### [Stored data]
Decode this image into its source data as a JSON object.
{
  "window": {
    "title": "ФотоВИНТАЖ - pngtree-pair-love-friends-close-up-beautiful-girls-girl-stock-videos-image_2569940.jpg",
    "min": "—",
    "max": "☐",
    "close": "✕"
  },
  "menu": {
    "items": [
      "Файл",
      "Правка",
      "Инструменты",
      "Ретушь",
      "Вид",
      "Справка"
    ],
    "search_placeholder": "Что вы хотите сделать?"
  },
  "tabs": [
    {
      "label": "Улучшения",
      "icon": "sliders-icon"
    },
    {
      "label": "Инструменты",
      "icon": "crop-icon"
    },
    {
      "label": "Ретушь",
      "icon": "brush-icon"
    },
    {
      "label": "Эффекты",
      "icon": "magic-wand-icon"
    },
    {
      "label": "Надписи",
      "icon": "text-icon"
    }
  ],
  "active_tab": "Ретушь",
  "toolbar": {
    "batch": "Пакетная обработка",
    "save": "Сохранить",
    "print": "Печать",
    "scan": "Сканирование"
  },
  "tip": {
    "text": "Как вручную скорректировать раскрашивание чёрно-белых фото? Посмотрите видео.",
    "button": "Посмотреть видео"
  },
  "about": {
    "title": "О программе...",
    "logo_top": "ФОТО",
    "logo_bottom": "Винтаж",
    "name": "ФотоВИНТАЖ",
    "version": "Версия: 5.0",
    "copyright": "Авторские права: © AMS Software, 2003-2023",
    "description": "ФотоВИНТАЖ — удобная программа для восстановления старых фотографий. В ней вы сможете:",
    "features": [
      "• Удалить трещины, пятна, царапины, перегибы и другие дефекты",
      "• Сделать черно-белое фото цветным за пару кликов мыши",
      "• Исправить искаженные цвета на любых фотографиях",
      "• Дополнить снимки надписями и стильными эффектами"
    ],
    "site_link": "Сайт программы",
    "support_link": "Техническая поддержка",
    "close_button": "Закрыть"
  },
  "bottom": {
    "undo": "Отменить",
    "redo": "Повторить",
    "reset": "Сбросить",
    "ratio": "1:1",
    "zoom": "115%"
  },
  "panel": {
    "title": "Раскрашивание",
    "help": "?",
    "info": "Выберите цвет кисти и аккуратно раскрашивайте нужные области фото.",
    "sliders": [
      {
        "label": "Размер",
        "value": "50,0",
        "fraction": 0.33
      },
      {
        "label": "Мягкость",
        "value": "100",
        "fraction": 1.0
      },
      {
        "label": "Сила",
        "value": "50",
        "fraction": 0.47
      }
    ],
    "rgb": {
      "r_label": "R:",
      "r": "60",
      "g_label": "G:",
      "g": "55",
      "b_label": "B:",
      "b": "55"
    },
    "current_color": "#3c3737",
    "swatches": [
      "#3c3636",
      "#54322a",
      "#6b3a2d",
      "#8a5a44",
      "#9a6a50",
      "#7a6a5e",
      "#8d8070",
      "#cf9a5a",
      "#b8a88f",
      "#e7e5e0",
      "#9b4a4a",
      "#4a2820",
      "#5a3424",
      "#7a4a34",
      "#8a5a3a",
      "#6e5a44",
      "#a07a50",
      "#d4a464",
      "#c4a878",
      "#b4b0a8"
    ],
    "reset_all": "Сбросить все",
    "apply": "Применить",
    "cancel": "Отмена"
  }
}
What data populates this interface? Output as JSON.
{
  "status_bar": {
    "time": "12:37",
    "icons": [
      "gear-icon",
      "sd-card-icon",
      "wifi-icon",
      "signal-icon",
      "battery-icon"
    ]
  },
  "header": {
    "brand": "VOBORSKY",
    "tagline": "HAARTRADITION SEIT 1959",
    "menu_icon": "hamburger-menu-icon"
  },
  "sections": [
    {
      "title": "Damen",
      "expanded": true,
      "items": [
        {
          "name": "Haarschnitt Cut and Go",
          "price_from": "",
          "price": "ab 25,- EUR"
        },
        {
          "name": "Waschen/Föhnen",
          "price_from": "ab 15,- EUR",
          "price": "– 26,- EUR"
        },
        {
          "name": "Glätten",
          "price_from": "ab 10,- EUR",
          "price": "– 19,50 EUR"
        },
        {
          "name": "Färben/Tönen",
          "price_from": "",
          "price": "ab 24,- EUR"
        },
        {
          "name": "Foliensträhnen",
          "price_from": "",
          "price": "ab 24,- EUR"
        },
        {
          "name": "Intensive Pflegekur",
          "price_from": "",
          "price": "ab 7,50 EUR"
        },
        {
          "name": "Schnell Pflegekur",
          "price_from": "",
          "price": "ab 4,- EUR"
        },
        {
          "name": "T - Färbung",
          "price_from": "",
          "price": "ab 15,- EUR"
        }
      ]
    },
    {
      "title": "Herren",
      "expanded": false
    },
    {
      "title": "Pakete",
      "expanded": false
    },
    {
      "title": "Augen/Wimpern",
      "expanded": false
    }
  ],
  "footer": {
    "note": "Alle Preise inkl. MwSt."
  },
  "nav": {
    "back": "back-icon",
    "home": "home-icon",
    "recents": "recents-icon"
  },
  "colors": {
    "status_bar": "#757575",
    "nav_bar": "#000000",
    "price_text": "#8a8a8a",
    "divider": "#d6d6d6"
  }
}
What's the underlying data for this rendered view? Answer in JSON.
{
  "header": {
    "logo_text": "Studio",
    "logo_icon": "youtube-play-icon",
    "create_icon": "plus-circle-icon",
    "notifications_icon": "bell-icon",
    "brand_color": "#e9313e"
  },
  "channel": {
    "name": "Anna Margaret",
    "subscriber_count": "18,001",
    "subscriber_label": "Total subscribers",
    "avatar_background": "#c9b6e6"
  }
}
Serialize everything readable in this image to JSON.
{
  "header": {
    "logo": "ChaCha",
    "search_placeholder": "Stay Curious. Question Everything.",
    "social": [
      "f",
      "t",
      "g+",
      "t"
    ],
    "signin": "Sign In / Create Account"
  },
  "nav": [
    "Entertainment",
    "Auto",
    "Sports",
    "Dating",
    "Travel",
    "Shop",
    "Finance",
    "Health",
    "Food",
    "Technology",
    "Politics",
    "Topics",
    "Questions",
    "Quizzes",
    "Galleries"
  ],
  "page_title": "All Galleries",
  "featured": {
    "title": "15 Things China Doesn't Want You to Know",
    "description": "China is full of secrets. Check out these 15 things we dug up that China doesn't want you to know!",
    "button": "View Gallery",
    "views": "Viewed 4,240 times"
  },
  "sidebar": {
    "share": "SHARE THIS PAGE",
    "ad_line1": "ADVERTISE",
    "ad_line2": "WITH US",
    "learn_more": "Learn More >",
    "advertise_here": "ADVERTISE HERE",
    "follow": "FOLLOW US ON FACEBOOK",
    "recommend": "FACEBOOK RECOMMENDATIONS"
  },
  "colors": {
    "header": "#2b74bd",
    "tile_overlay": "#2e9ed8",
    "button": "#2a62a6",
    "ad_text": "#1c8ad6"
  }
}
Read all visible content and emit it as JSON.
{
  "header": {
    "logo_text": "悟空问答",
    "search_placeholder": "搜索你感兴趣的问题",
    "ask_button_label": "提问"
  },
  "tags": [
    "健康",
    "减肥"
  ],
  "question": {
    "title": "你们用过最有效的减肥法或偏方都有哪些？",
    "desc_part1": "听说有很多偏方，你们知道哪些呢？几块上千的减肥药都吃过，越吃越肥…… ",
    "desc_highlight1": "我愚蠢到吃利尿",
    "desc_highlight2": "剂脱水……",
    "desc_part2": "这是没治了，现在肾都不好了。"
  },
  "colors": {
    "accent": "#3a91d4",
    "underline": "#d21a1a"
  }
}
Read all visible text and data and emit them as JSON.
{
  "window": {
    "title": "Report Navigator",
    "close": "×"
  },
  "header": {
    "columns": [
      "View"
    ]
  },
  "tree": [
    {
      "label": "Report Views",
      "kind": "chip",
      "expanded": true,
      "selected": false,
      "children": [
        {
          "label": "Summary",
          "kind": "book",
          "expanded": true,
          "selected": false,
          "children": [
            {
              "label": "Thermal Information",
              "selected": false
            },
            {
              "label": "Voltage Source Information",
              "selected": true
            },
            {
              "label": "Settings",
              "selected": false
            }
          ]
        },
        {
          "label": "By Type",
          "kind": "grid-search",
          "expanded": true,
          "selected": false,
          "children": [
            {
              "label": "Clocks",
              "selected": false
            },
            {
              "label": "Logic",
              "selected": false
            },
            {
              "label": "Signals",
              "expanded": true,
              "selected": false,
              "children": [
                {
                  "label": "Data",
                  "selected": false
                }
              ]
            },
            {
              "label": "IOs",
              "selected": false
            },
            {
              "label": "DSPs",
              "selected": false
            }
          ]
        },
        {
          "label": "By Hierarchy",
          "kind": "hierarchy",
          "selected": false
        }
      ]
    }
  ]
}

### [WHAT TO DO]
Only the lines from the one containing "Read all visible text" to the end of the records should be repeated, exactly as they appear.

### [ANSWER FOR THIS EXERCISE]
Read all visible text and data and emit them as JSON.
{
  "window": {
    "title": "Report Navigator",
    "close": "×"
  },
  "header": {
    "columns": [
      "View"
    ]
  },
  "tree": [
    {
      "label": "Report Views",
      "kind": "chip",
      "expanded": true,
      "selected": false,
      "children": [
        {
          "label": "Summary",
          "kind": "book",
          "expanded": true,
          "selected": false,
          "children": [
            {
              "label": "Thermal Information",
              "selected": false
            },
            {
              "label": "Voltage Source Information",
              "selected": true
            },
            {
              "label": "Settings",
              "selected": false
            }
          ]
        },
        {
          "label": "By Type",
          "kind": "grid-search",
          "expanded": true,
          "selected": false,
          "children": [
            {
              "label": "Clocks",
              "selected": false
            },
            {
              "label": "Logic",
              "selected": false
            },
            {
              "label": "Signals",
              "expanded": true,
              "selected": false,
              "children": [
                {
                  "label": "Data",
                  "selected": false
                }
              ]
            },
            {
              "label": "IOs",
              "selected": false
            },
            {
              "label": "DSPs",
              "selected": false
            }
          ]
        },
        {
          "label": "By Hierarchy",
          "kind": "hierarchy",
          "selected": false
        }
      ]
    }
  ]
}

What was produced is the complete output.